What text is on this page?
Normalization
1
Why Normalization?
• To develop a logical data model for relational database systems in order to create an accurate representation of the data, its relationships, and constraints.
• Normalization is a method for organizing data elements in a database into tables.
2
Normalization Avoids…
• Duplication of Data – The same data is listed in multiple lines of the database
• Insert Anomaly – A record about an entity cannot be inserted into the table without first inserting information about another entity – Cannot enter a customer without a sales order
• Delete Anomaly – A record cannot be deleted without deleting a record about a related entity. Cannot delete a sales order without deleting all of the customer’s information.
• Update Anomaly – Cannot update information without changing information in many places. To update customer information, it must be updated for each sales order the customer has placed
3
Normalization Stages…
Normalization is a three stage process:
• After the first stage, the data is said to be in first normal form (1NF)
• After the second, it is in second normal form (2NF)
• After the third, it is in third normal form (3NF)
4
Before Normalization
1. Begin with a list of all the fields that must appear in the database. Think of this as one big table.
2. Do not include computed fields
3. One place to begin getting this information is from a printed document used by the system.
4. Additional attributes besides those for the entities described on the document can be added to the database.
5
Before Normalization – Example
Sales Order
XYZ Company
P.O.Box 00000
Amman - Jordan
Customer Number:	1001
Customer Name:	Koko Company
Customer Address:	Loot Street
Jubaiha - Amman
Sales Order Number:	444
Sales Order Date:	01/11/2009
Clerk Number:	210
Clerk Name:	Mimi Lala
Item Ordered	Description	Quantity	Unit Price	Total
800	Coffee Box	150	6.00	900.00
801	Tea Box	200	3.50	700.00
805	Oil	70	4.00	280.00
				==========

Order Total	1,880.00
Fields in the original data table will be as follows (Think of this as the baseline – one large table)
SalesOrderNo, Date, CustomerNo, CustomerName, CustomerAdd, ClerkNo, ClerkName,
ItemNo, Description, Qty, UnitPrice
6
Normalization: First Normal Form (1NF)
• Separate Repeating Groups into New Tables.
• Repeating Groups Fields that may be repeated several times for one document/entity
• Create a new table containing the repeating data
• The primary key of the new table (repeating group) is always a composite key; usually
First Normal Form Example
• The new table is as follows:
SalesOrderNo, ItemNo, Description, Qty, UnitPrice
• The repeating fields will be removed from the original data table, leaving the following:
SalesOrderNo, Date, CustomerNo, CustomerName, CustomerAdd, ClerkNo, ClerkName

---

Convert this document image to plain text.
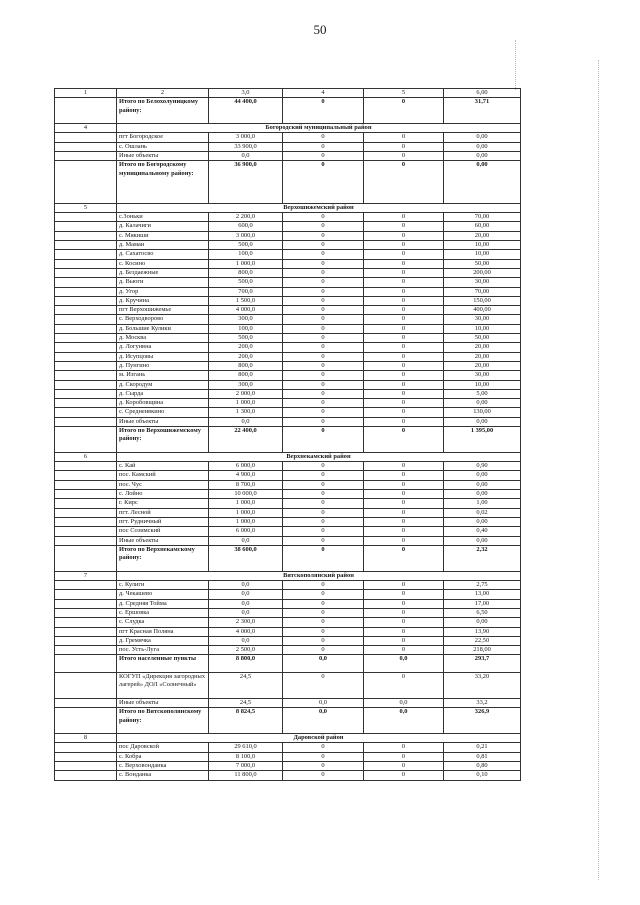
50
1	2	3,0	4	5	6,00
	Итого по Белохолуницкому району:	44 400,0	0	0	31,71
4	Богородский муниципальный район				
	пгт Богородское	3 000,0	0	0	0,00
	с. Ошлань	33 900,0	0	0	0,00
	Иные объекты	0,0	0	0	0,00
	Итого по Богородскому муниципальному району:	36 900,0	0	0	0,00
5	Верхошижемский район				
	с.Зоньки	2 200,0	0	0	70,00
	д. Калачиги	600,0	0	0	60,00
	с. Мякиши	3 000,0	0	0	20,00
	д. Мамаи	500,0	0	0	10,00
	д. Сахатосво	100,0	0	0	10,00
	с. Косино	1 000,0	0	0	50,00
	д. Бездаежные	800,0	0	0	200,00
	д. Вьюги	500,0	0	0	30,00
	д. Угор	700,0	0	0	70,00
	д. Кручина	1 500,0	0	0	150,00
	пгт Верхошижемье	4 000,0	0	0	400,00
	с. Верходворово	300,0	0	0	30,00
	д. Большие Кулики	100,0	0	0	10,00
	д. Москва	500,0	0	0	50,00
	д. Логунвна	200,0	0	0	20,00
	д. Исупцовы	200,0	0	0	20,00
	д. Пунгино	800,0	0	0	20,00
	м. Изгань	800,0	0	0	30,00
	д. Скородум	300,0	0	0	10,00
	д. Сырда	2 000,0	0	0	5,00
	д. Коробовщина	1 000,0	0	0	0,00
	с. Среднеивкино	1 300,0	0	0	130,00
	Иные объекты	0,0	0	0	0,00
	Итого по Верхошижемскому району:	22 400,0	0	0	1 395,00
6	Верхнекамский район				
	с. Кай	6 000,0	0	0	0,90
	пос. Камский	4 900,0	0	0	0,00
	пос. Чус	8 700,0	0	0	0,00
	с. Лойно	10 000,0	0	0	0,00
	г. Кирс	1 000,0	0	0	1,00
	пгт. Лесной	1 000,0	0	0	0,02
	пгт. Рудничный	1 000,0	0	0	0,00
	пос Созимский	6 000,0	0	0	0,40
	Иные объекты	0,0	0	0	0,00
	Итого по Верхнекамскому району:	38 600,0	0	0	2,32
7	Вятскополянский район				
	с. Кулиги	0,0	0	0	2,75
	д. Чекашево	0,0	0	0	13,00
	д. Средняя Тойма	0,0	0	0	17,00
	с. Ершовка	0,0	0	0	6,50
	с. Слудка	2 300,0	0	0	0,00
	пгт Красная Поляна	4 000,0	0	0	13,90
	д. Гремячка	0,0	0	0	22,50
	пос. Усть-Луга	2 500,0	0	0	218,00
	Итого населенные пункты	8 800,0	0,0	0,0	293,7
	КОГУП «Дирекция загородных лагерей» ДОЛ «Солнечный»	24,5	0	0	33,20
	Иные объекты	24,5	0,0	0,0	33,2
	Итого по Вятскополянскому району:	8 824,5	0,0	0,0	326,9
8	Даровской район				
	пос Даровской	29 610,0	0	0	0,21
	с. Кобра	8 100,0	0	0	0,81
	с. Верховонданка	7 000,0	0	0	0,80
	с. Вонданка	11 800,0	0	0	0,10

---

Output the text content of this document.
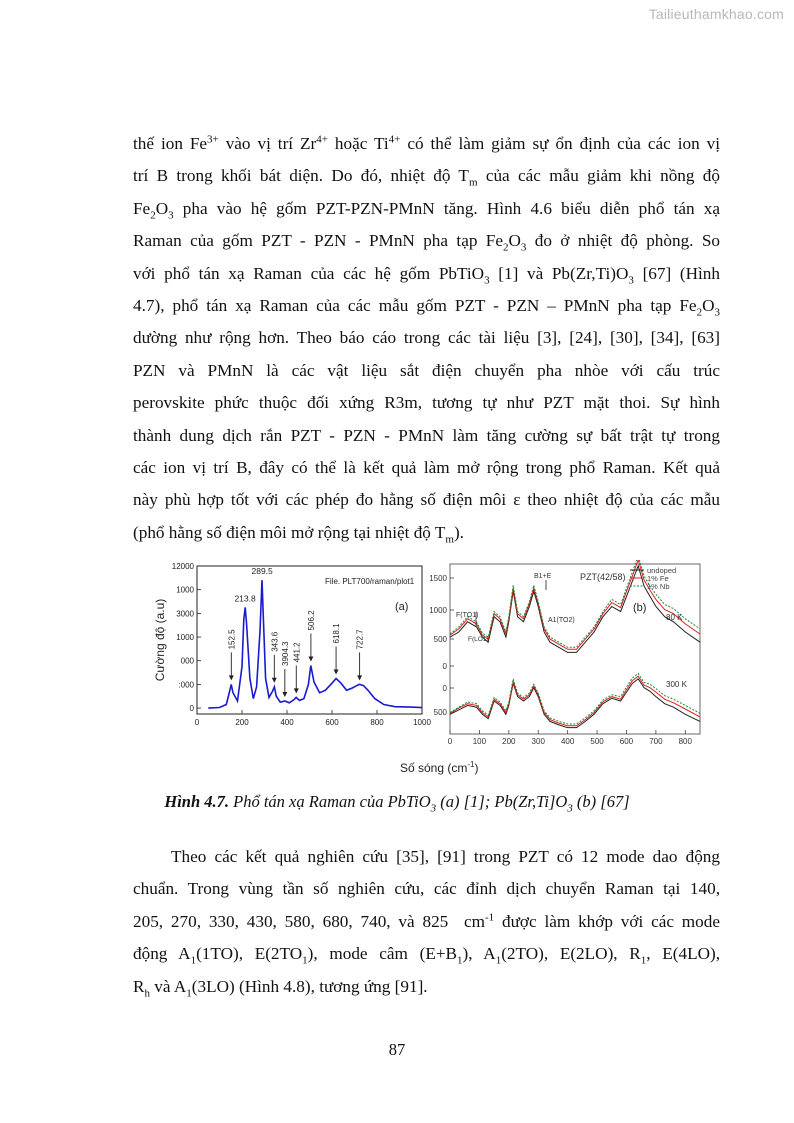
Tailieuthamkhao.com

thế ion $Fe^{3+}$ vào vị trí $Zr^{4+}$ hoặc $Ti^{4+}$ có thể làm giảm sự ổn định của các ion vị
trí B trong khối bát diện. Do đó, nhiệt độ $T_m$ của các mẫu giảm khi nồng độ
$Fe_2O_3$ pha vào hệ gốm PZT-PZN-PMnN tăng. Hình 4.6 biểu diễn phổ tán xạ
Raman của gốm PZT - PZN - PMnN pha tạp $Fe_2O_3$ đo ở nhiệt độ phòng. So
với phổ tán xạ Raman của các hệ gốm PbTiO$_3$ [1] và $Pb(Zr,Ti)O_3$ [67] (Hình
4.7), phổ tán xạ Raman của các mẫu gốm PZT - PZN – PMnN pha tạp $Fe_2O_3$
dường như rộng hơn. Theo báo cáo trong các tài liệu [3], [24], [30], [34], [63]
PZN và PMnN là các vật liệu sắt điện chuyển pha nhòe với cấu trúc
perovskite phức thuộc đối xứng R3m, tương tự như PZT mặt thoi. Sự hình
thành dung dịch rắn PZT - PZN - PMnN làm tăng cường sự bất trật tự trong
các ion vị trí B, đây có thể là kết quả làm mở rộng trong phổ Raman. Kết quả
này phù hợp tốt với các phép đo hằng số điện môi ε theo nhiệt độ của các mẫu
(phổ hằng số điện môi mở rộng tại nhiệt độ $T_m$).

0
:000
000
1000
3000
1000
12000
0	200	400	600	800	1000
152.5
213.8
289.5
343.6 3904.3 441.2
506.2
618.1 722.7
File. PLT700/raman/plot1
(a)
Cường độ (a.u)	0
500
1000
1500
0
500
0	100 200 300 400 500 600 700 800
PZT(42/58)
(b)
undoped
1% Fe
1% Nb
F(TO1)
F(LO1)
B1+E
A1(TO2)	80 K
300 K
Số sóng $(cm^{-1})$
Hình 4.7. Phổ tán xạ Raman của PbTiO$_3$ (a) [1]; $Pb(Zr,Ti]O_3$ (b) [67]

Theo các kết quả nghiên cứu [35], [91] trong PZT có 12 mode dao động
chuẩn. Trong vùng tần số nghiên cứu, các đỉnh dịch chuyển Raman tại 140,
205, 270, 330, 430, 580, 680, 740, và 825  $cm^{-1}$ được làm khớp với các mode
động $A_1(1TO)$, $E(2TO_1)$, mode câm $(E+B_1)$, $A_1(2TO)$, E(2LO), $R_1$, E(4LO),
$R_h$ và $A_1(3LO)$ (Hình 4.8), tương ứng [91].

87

_Your instructions_: Determine the number of lines in the records that include the string "Anomaly", and respond with that number only.

_Result of this task_: 3